+++ Supplied material

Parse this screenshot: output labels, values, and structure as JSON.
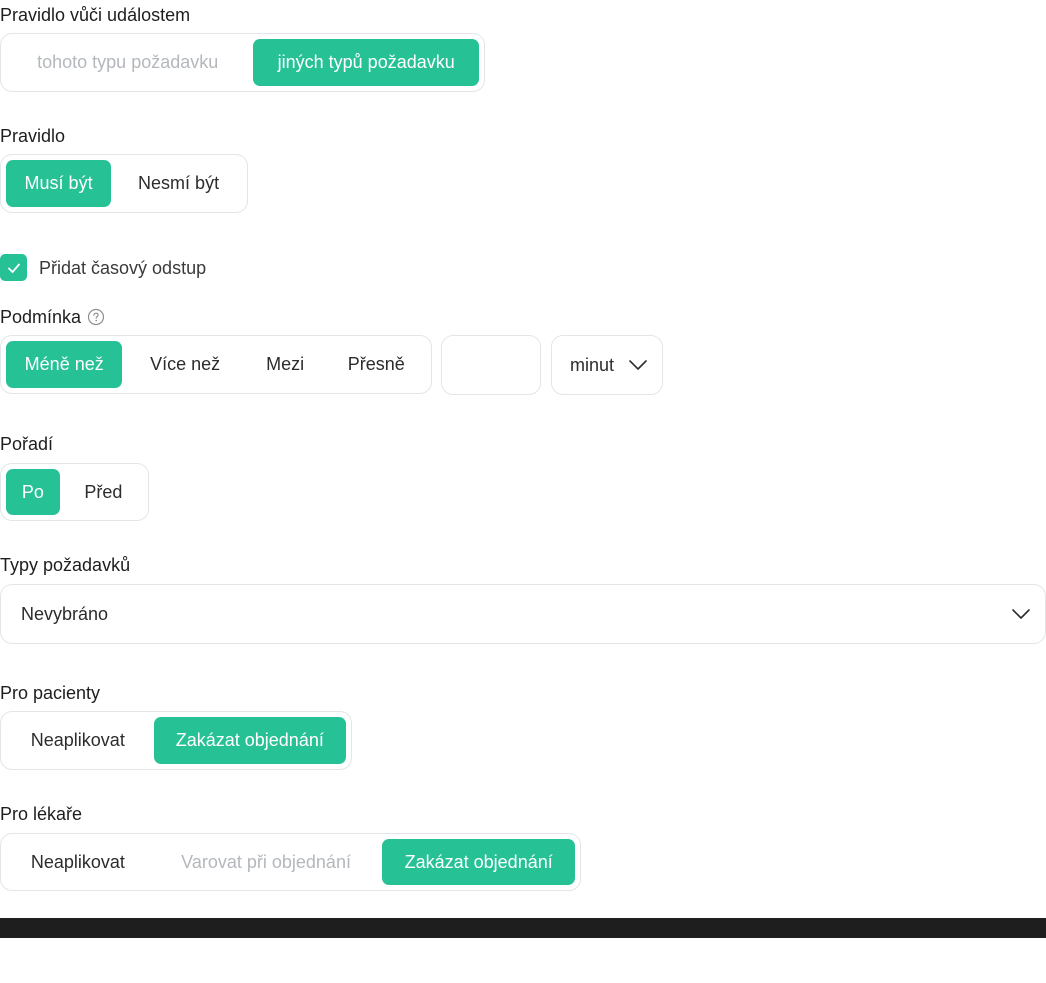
{
  "event_rule": {
    "label": "Pravidlo vůči událostem",
    "options": [
      "tohoto typu požadavku",
      "jiných typů požadavku"
    ],
    "selected": "jiných typů požadavku"
  },
  "rule": {
    "label": "Pravidlo",
    "options": [
      "Musí být",
      "Nesmí být"
    ],
    "selected": "Musí být"
  },
  "time_offset": {
    "checked": true,
    "label": "Přidat časový odstup"
  },
  "condition": {
    "label": "Podmínka",
    "help_icon": "question-circle-icon",
    "options": [
      "Méně než",
      "Více než",
      "Mezi",
      "Přesně"
    ],
    "selected": "Méně než",
    "value": "",
    "unit": "minut",
    "unit_icon": "chevron-down-icon"
  },
  "order": {
    "label": "Pořadí",
    "options": [
      "Po",
      "Před"
    ],
    "selected": "Po"
  },
  "request_types": {
    "label": "Typy požadavků",
    "value": "Nevybráno",
    "icon": "chevron-down-icon"
  },
  "for_patients": {
    "label": "Pro pacienty",
    "options": [
      "Neaplikovat",
      "Zakázat objednání"
    ],
    "selected": "Zakázat objednání"
  },
  "for_doctors": {
    "label": "Pro lékaře",
    "options": [
      "Neaplikovat",
      "Varovat při objednání",
      "Zakázat objednání"
    ],
    "selected": "Zakázat objednání"
  },
  "colors": {
    "accent": "#27c196",
    "border": "#e3e6e8",
    "footer": "#1e1e1e"
  }
}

++++++

Every line above that contains the word "icon" should be reported.

    "help_icon": "question-circle-icon",
    "unit_icon": "chevron-down-icon"
    "icon": "chevron-down-icon"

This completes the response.